• _Task requirements_
Check each line of the listing below for the string "近几年来", and give only how many lines hold it.

━━━━━ Supplied records

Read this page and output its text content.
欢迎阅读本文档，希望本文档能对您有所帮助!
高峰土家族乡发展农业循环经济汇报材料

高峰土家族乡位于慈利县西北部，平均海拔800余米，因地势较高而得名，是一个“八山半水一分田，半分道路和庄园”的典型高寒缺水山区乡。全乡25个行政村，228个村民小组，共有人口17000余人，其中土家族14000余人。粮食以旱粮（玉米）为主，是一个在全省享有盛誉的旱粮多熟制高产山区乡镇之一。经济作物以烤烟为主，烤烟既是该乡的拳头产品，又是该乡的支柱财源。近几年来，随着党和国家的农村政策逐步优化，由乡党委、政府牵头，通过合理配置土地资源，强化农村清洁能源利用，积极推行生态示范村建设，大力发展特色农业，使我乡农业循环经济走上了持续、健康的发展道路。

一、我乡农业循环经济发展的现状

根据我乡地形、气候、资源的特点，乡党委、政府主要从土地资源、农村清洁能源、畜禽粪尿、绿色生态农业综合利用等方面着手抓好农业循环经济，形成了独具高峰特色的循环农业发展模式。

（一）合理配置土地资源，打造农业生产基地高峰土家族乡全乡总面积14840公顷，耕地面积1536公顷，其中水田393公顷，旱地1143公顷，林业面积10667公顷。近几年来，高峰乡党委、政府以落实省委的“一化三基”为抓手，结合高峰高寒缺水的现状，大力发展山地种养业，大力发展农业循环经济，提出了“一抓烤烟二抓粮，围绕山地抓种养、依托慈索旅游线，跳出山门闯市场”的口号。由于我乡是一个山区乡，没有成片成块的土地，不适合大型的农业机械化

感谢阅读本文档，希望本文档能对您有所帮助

━━━━━━━━━━

• _Answer for the task_
2